## Set task
Please give the data below again in full, exactly as it stands.

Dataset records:
· · · · ·

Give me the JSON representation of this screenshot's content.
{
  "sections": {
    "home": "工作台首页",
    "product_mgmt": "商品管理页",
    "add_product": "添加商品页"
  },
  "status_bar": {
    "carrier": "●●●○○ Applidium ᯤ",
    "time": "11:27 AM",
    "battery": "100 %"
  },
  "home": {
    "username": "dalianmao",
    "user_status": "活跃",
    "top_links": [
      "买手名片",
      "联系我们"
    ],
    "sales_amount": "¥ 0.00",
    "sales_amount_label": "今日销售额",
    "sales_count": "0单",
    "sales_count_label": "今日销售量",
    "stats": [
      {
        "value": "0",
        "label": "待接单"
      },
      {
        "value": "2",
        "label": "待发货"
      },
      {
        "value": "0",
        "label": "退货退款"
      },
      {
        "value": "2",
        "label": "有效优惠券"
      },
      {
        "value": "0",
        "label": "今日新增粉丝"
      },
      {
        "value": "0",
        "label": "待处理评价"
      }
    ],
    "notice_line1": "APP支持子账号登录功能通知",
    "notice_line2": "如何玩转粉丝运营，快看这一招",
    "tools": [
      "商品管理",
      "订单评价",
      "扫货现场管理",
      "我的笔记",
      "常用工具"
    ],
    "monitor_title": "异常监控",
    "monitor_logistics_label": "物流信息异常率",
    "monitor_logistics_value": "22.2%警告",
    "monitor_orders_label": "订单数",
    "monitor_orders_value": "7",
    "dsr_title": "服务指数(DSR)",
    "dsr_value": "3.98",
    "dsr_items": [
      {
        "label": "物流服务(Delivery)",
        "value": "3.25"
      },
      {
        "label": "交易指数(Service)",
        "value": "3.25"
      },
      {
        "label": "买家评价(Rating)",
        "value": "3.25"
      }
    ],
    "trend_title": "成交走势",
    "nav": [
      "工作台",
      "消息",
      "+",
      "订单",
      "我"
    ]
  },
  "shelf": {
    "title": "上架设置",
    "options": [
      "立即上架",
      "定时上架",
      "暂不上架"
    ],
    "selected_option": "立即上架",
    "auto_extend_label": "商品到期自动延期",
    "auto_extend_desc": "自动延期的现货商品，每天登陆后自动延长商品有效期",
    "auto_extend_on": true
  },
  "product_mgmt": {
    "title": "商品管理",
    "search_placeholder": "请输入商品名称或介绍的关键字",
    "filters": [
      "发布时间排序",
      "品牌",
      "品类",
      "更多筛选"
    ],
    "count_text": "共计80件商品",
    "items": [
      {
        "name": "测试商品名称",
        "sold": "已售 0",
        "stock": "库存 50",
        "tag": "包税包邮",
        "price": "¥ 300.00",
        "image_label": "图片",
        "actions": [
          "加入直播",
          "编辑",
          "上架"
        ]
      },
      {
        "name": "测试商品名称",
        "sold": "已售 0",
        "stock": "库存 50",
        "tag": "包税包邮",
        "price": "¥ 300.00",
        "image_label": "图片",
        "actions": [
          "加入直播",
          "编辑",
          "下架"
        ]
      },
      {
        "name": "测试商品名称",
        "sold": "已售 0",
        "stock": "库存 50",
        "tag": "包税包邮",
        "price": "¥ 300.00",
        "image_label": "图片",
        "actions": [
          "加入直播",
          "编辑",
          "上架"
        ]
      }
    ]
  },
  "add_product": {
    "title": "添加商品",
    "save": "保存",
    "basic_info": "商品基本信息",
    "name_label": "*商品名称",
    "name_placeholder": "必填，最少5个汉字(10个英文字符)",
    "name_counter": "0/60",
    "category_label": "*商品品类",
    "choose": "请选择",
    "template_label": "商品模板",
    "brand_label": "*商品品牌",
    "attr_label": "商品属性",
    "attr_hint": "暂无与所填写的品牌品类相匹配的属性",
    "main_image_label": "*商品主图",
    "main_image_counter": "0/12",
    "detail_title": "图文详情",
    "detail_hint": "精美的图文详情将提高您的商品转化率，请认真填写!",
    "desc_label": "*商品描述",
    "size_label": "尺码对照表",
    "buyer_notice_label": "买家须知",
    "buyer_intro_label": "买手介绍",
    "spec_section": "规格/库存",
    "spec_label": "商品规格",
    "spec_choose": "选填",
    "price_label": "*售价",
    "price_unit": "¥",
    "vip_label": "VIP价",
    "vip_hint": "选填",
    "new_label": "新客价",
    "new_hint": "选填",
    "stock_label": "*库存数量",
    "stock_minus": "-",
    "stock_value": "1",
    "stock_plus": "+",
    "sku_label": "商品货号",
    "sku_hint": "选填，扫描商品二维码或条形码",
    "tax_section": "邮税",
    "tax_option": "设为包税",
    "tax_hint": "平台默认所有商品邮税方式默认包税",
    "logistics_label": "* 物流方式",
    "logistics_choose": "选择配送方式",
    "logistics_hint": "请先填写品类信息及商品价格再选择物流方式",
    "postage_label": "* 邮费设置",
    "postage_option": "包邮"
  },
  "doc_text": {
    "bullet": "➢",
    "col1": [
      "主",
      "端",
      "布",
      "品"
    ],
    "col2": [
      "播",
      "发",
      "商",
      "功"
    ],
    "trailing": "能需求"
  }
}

· · · · ·

## Correct result
Give me the JSON representation of this screenshot's content.
{
  "sections": {
    "home": "工作台首页",
    "product_mgmt": "商品管理页",
    "add_product": "添加商品页"
  },
  "status_bar": {
    "carrier": "●●●○○ Applidium ᯤ",
    "time": "11:27 AM",
    "battery": "100 %"
  },
  "home": {
    "username": "dalianmao",
    "user_status": "活跃",
    "top_links": [
      "买手名片",
      "联系我们"
    ],
    "sales_amount": "¥ 0.00",
    "sales_amount_label": "今日销售额",
    "sales_count": "0单",
    "sales_count_label": "今日销售量",
    "stats": [
      {
        "value": "0",
        "label": "待接单"
      },
      {
        "value": "2",
        "label": "待发货"
      },
      {
        "value": "0",
        "label": "退货退款"
      },
      {
        "value": "2",
        "label": "有效优惠券"
      },
      {
        "value": "0",
        "label": "今日新增粉丝"
      },
      {
        "value": "0",
        "label": "待处理评价"
      }
    ],
    "notice_line1": "APP支持子账号登录功能通知",
    "notice_line2": "如何玩转粉丝运营，快看这一招",
    "tools": [
      "商品管理",
      "订单评价",
      "扫货现场管理",
      "我的笔记",
      "常用工具"
    ],
    "monitor_title": "异常监控",
    "monitor_logistics_label": "物流信息异常率",
    "monitor_logistics_value": "22.2%警告",
    "monitor_orders_label": "订单数",
    "monitor_orders_value": "7",
    "dsr_title": "服务指数(DSR)",
    "dsr_value": "3.98",
    "dsr_items": [
      {
        "label": "物流服务(Delivery)",
        "value": "3.25"
      },
      {
        "label": "交易指数(Service)",
        "value": "3.25"
      },
      {
        "label": "买家评价(Rating)",
        "value": "3.25"
      }
    ],
    "trend_title": "成交走势",
    "nav": [
      "工作台",
      "消息",
      "+",
      "订单",
      "我"
    ]
  },
  "shelf": {
    "title": "上架设置",
    "options": [
      "立即上架",
      "定时上架",
      "暂不上架"
    ],
    "selected_option": "立即上架",
    "auto_extend_label": "商品到期自动延期",
    "auto_extend_desc": "自动延期的现货商品，每天登陆后自动延长商品有效期",
    "auto_extend_on": true
  },
  "product_mgmt": {
    "title": "商品管理",
    "search_placeholder": "请输入商品名称或介绍的关键字",
    "filters": [
      "发布时间排序",
      "品牌",
      "品类",
      "更多筛选"
    ],
    "count_text": "共计80件商品",
    "items": [
      {
        "name": "测试商品名称",
        "sold": "已售 0",
        "stock": "库存 50",
        "tag": "包税包邮",
        "price": "¥ 300.00",
        "image_label": "图片",
        "actions": [
          "加入直播",
          "编辑",
          "上架"
        ]
      },
      {
        "name": "测试商品名称",
        "sold": "已售 0",
        "stock": "库存 50",
        "tag": "包税包邮",
        "price": "¥ 300.00",
        "image_label": "图片",
        "actions": [
          "加入直播",
          "编辑",
          "下架"
        ]
      },
      {
        "name": "测试商品名称",
        "sold": "已售 0",
        "stock": "库存 50",
        "tag": "包税包邮",
        "price": "¥ 300.00",
        "image_label": "图片",
        "actions": [
          "加入直播",
          "编辑",
          "上架"
        ]
      }
    ]
  },
  "add_product": {
    "title": "添加商品",
    "save": "保存",
    "basic_info": "商品基本信息",
    "name_label": "*商品名称",
    "name_placeholder": "必填，最少5个汉字(10个英文字符)",
    "name_counter": "0/60",
    "category_label": "*商品品类",
    "choose": "请选择",
    "template_label": "商品模板",
    "brand_label": "*商品品牌",
    "attr_label": "商品属性",
    "attr_hint": "暂无与所填写的品牌品类相匹配的属性",
    "main_image_label": "*商品主图",
    "main_image_counter": "0/12",
    "detail_title": "图文详情",
    "detail_hint": "精美的图文详情将提高您的商品转化率，请认真填写!",
    "desc_label": "*商品描述",
    "size_label": "尺码对照表",
    "buyer_notice_label": "买家须知",
    "buyer_intro_label": "买手介绍",
    "spec_section": "规格/库存",
    "spec_label": "商品规格",
    "spec_choose": "选填",
    "price_label": "*售价",
    "price_unit": "¥",
    "vip_label": "VIP价",
    "vip_hint": "选填",
    "new_label": "新客价",
    "new_hint": "选填",
    "stock_label": "*库存数量",
    "stock_minus": "-",
    "stock_value": "1",
    "stock_plus": "+",
    "sku_label": "商品货号",
    "sku_hint": "选填，扫描商品二维码或条形码",
    "tax_section": "邮税",
    "tax_option": "设为包税",
    "tax_hint": "平台默认所有商品邮税方式默认包税",
    "logistics_label": "* 物流方式",
    "logistics_choose": "选择配送方式",
    "logistics_hint": "请先填写品类信息及商品价格再选择物流方式",
    "postage_label": "* 邮费设置",
    "postage_option": "包邮"
  },
  "doc_text": {
    "bullet": "➢",
    "col1": [
      "主",
      "端",
      "布",
      "品"
    ],
    "col2": [
      "播",
      "发",
      "商",
      "功"
    ],
    "trailing": "能需求"
  }
}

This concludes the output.